-- Directions for this task --
Write out the entries below once more, exactly.

>> START Dataset

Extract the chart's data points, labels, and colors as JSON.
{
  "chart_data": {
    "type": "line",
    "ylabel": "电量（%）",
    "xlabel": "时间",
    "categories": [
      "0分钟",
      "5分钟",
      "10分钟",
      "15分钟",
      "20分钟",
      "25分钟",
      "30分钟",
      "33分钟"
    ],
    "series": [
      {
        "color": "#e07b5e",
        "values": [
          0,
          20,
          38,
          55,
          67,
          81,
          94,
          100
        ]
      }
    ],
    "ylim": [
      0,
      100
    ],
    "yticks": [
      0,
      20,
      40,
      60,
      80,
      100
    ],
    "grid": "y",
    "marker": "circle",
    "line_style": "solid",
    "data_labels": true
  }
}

>> END Dataset

-- The reply --
Extract the chart's data points, labels, and colors as JSON.
{
  "chart_data": {
    "type": "line",
    "ylabel": "电量（%）",
    "xlabel": "时间",
    "categories": [
      "0分钟",
      "5分钟",
      "10分钟",
      "15分钟",
      "20分钟",
      "25分钟",
      "30分钟",
      "33分钟"
    ],
    "series": [
      {
        "color": "#e07b5e",
        "values": [
          0,
          20,
          38,
          55,
          67,
          81,
          94,
          100
        ]
      }
    ],
    "ylim": [
      0,
      100
    ],
    "yticks": [
      0,
      20,
      40,
      60,
      80,
      100
    ],
    "grid": "y",
    "marker": "circle",
    "line_style": "solid",
    "data_labels": true
  }
}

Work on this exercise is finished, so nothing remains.